▸ WRITTEN INSTRUCTION: Reproduce each of the rows below word for word, keeping every character, number and symbol unchanged.

▸ ITEMS:

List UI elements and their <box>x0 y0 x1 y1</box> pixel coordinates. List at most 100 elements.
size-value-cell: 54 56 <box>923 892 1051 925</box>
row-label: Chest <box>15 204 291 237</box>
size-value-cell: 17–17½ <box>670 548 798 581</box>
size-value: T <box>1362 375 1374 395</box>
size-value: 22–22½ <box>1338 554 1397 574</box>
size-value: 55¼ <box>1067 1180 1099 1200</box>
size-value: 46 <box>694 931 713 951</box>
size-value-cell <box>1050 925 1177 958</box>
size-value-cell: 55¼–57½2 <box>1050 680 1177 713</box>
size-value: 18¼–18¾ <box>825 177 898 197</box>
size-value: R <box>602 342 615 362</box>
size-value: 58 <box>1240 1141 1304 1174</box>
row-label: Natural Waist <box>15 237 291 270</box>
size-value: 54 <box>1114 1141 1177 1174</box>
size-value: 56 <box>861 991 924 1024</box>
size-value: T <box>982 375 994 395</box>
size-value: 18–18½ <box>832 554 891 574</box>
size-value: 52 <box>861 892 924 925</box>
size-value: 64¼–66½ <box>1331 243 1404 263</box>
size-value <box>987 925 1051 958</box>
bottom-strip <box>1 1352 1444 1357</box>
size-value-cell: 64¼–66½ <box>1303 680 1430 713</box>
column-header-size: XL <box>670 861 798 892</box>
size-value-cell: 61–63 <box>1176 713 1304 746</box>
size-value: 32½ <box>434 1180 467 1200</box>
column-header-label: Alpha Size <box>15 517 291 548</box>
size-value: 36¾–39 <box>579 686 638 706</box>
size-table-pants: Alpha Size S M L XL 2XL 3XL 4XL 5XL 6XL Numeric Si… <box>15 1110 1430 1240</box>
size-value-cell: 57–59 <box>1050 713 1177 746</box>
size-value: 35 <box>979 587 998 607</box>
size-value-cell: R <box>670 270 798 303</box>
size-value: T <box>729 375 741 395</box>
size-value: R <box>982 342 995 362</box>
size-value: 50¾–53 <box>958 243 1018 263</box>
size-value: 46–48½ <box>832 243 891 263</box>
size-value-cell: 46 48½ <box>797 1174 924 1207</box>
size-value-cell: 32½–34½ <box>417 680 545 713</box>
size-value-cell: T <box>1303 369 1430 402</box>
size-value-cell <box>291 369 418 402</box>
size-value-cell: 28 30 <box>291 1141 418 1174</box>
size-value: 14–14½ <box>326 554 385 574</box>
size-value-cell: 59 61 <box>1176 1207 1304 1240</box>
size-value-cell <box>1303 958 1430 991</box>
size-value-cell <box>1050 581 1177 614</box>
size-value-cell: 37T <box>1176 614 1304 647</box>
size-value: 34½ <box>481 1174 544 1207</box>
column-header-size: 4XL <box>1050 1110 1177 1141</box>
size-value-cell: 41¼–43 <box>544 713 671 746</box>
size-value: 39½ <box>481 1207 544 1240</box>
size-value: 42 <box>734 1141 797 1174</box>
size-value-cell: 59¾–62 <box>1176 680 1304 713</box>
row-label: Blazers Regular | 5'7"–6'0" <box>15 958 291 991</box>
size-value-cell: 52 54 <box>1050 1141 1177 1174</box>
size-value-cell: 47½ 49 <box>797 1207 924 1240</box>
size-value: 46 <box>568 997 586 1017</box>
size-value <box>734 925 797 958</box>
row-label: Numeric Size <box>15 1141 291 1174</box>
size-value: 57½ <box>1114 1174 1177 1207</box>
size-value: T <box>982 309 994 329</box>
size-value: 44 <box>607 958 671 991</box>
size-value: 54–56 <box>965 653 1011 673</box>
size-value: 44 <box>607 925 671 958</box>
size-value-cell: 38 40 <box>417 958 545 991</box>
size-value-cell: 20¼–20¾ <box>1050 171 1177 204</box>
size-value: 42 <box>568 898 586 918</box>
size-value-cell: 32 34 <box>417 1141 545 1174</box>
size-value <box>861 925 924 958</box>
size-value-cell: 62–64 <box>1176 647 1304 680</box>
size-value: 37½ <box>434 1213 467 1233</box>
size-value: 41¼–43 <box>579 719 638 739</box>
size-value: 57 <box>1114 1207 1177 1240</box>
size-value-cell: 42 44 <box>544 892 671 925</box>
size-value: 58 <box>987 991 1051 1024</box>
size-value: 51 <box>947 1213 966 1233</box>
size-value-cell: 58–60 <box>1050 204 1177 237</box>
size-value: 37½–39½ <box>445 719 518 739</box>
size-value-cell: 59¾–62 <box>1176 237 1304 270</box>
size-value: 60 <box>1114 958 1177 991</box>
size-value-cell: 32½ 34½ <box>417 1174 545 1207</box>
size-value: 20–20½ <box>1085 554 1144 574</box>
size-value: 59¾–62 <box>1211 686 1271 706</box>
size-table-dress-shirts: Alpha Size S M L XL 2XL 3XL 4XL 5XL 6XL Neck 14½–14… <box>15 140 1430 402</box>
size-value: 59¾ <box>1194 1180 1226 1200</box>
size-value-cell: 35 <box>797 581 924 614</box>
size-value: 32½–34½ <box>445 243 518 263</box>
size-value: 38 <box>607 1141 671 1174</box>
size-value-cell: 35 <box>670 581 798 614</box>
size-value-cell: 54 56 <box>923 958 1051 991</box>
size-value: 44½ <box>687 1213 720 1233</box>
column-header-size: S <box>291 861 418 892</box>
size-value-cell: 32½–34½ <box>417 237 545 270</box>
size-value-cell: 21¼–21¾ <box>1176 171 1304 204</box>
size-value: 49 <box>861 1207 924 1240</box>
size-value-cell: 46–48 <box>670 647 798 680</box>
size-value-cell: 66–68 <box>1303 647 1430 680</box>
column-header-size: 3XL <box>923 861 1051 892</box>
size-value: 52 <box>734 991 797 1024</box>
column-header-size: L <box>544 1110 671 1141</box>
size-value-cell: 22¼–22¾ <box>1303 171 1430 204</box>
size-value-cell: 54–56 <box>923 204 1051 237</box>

▸ SOLUTION TO THE PROBLEM:
List UI elements and their <box>x0 y0 x1 y1</box> pixel coordinates. List at most 100 elements.
size-value-cell: 54 56 <box>923 892 1051 925</box>
row-label: Chest <box>15 204 291 237</box>
size-value-cell: 17–17½ <box>670 548 798 581</box>
size-value: T <box>1362 375 1374 395</box>
size-value: 22–22½ <box>1338 554 1397 574</box>
size-value: 55¼ <box>1067 1180 1099 1200</box>
size-value: 46 <box>694 931 713 951</box>
size-value-cell <box>1050 925 1177 958</box>
size-value-cell: 55¼–57½2 <box>1050 680 1177 713</box>
size-value: 18¼–18¾ <box>825 177 898 197</box>
size-value: R <box>602 342 615 362</box>
size-value: 58 <box>1240 1141 1304 1174</box>
row-label: Natural Waist <box>15 237 291 270</box>
size-value: 54 <box>1114 1141 1177 1174</box>
size-value: 56 <box>861 991 924 1024</box>
size-value: T <box>982 375 994 395</box>
size-value: 18–18½ <box>832 554 891 574</box>
size-value: 52 <box>861 892 924 925</box>
size-value: 64¼–66½ <box>1331 243 1404 263</box>
size-value <box>987 925 1051 958</box>
bottom-strip <box>1 1352 1444 1357</box>
size-value-cell: 64¼–66½ <box>1303 680 1430 713</box>
column-header-size: XL <box>670 861 798 892</box>
size-value-cell: 61–63 <box>1176 713 1304 746</box>
size-value: 32½ <box>434 1180 467 1200</box>
column-header-label: Alpha Size <box>15 517 291 548</box>
size-value: 36¾–39 <box>579 686 638 706</box>
size-table-pants: Alpha Size S M L XL 2XL 3XL 4XL 5XL 6XL Numeric Si… <box>15 1110 1430 1240</box>
size-value-cell: 57–59 <box>1050 713 1177 746</box>
size-value: 35 <box>979 587 998 607</box>
size-value-cell: R <box>670 270 798 303</box>
size-value: T <box>729 375 741 395</box>
size-value: R <box>982 342 995 362</box>
size-value: 50¾–53 <box>958 243 1018 263</box>
size-value: 46–48½ <box>832 243 891 263</box>
size-value-cell: 46 48½ <box>797 1174 924 1207</box>
size-value-cell: 32½–34½ <box>417 680 545 713</box>
size-value-cell: T <box>1303 369 1430 402</box>
size-value-cell <box>291 369 418 402</box>
size-value-cell: 28 30 <box>291 1141 418 1174</box>
size-value: 14–14½ <box>326 554 385 574</box>
size-value-cell: 59 61 <box>1176 1207 1304 1240</box>
size-value-cell <box>1303 958 1430 991</box>
size-value-cell <box>1050 581 1177 614</box>
size-value-cell: 37T <box>1176 614 1304 647</box>
size-value: 34½ <box>481 1174 544 1207</box>
column-header-size: 4XL <box>1050 1110 1177 1141</box>
size-value-cell: 41¼–43 <box>544 713 671 746</box>
size-value: 39½ <box>481 1207 544 1240</box>
size-value: 42 <box>734 1141 797 1174</box>
size-value-cell: 59¾–62 <box>1176 680 1304 713</box>
row-label: Blazers Regular | 5'7"–6'0" <box>15 958 291 991</box>
size-value-cell: 52 54 <box>1050 1141 1177 1174</box>
size-value-cell: 47½ 49 <box>797 1207 924 1240</box>
size-value: 46 <box>568 997 586 1017</box>
size-value <box>734 925 797 958</box>
row-label: Numeric Size <box>15 1141 291 1174</box>
size-value: 57½ <box>1114 1174 1177 1207</box>
size-value: T <box>982 309 994 329</box>
size-value: 44 <box>607 958 671 991</box>
size-value: 54–56 <box>965 653 1011 673</box>
size-value: 44 <box>607 925 671 958</box>
size-value-cell: 38 40 <box>417 958 545 991</box>
size-value-cell: 20¼–20¾ <box>1050 171 1177 204</box>
size-value: 42 <box>568 898 586 918</box>
size-value-cell: 32 34 <box>417 1141 545 1174</box>
size-value <box>861 925 924 958</box>
size-value-cell: 62–64 <box>1176 647 1304 680</box>
size-value: 37½ <box>434 1213 467 1233</box>
size-value: 41¼–43 <box>579 719 638 739</box>
size-value: 57 <box>1114 1207 1177 1240</box>
size-value-cell: 42 44 <box>544 892 671 925</box>
size-value: 58 <box>987 991 1051 1024</box>
size-value: 51 <box>947 1213 966 1233</box>
size-value-cell: 58–60 <box>1050 204 1177 237</box>
size-value: 37½–39½ <box>445 719 518 739</box>
size-value-cell: 59¾–62 <box>1176 237 1304 270</box>
size-value: 60 <box>1114 958 1177 991</box>
size-value-cell: 32½ 34½ <box>417 1174 545 1207</box>
size-value: 20–20½ <box>1085 554 1144 574</box>
size-value: 59¾–62 <box>1211 686 1271 706</box>
size-table-dress-shirts: Alpha Size S M L XL 2XL 3XL 4XL 5XL 6XL Neck 14½–14… <box>15 140 1430 402</box>
size-value: 59¾ <box>1194 1180 1226 1200</box>
size-value-cell: 35 <box>797 581 924 614</box>
size-value: 32½–34½ <box>445 243 518 263</box>
size-value: 38 <box>607 1141 671 1174</box>
size-value-cell: 35 <box>670 581 798 614</box>
size-value-cell: 54 56 <box>923 958 1051 991</box>
size-value: 44½ <box>687 1213 720 1233</box>
column-header-size: S <box>291 861 418 892</box>
size-value-cell: 32½–34½ <box>417 237 545 270</box>
size-value-cell: 21¼–21¾ <box>1176 171 1304 204</box>
size-value: 49 <box>861 1207 924 1240</box>
size-value-cell: 46–48 <box>670 647 798 680</box>
size-value-cell: 66–68 <box>1303 647 1430 680</box>
column-header-size: 3XL <box>923 861 1051 892</box>
size-value: 52 <box>734 991 797 1024</box>
column-header-size: L <box>544 1110 671 1141</box>
size-value-cell: 22¼–22¾ <box>1303 171 1430 204</box>
size-value-cell: 54–56 <box>923 204 1051 237</box>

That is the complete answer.